Extract every line that includes the string "heading".

## BEGIN Entries

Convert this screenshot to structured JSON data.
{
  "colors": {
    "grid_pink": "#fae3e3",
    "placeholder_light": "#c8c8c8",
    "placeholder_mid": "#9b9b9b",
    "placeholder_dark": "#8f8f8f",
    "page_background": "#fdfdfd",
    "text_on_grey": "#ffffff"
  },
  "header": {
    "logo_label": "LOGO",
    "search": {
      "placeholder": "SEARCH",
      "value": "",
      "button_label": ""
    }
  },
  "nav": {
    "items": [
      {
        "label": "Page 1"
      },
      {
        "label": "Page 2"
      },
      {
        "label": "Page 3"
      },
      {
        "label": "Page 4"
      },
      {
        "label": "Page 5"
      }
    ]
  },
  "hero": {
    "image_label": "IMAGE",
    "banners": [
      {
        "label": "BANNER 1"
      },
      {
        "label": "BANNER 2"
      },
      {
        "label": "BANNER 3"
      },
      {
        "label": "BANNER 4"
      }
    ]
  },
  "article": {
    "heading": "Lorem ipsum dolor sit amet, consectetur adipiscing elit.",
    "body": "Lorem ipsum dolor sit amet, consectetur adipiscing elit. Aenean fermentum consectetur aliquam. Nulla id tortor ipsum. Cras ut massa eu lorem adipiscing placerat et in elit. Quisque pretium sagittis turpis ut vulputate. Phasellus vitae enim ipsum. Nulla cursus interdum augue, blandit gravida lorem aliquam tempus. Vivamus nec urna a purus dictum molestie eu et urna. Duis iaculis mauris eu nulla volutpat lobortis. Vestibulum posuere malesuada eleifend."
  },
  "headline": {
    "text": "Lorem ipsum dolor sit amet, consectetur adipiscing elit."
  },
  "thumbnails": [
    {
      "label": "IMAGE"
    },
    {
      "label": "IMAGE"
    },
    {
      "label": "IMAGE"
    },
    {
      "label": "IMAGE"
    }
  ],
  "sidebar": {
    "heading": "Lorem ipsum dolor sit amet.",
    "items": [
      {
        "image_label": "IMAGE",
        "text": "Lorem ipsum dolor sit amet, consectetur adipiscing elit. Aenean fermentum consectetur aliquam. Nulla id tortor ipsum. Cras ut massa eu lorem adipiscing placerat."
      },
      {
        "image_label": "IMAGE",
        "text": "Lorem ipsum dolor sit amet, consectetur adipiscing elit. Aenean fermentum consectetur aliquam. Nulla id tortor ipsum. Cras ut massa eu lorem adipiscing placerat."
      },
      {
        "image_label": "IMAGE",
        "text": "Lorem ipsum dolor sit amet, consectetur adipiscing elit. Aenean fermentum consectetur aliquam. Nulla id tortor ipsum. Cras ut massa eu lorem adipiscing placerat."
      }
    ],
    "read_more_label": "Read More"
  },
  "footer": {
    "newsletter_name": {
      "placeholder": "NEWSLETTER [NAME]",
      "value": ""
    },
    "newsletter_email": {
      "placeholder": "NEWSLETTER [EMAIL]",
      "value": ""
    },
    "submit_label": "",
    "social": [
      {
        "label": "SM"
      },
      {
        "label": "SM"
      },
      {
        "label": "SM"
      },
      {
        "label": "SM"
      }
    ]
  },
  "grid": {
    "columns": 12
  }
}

## END Entries

_Complete output:_
    "heading": "Lorem ipsum dolor sit amet, consectetur adipiscing elit.",
    "heading": "Lorem ipsum dolor sit amet.",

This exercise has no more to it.